(Dataset rows about figures)
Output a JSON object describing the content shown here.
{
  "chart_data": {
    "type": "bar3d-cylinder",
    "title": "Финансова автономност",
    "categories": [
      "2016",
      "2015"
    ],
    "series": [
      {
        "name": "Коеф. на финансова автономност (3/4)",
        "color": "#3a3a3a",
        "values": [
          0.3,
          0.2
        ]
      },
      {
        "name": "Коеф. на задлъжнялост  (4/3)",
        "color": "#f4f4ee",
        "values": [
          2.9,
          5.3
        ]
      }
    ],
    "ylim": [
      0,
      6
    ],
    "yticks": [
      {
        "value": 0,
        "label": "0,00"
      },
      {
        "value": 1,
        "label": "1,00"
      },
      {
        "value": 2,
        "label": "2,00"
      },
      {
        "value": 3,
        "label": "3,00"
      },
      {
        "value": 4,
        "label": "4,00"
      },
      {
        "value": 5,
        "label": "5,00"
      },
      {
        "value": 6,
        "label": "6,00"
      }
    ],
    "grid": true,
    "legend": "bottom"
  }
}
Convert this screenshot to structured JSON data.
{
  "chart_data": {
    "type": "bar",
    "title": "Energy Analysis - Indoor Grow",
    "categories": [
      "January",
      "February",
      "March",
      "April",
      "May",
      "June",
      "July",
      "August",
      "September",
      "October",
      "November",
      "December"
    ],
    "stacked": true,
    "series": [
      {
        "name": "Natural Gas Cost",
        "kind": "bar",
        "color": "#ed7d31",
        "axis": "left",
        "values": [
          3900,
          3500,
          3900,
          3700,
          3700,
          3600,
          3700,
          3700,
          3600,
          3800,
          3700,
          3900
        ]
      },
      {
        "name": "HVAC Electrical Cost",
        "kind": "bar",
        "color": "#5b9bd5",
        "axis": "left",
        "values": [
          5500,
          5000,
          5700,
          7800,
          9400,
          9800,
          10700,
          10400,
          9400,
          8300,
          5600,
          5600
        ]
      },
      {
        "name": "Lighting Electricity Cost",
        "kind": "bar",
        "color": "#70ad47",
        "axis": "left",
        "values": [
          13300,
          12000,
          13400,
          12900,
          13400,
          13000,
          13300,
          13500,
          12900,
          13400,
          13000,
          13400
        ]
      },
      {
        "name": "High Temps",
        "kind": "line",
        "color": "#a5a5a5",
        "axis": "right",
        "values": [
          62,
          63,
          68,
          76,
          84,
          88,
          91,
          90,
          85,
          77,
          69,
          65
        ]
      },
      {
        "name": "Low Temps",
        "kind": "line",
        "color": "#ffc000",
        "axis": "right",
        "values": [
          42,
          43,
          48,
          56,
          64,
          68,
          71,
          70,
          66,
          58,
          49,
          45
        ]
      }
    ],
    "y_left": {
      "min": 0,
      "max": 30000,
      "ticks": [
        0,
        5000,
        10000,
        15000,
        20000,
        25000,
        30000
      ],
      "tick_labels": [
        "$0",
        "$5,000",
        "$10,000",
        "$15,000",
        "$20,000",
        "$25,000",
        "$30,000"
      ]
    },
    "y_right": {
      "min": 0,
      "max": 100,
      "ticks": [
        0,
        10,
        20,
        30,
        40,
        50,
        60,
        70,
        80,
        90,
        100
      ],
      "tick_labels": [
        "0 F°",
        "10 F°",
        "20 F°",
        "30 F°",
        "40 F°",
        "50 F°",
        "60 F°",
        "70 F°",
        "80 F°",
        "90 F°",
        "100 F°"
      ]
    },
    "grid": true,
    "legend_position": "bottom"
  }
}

Objective
From the data, list each line in which the string "Коеф" appears.

Exercise solution
        "name": "Коеф. на финансова автономност (3/4)",
        "name": "Коеф. на задлъжнялост  (4/3)",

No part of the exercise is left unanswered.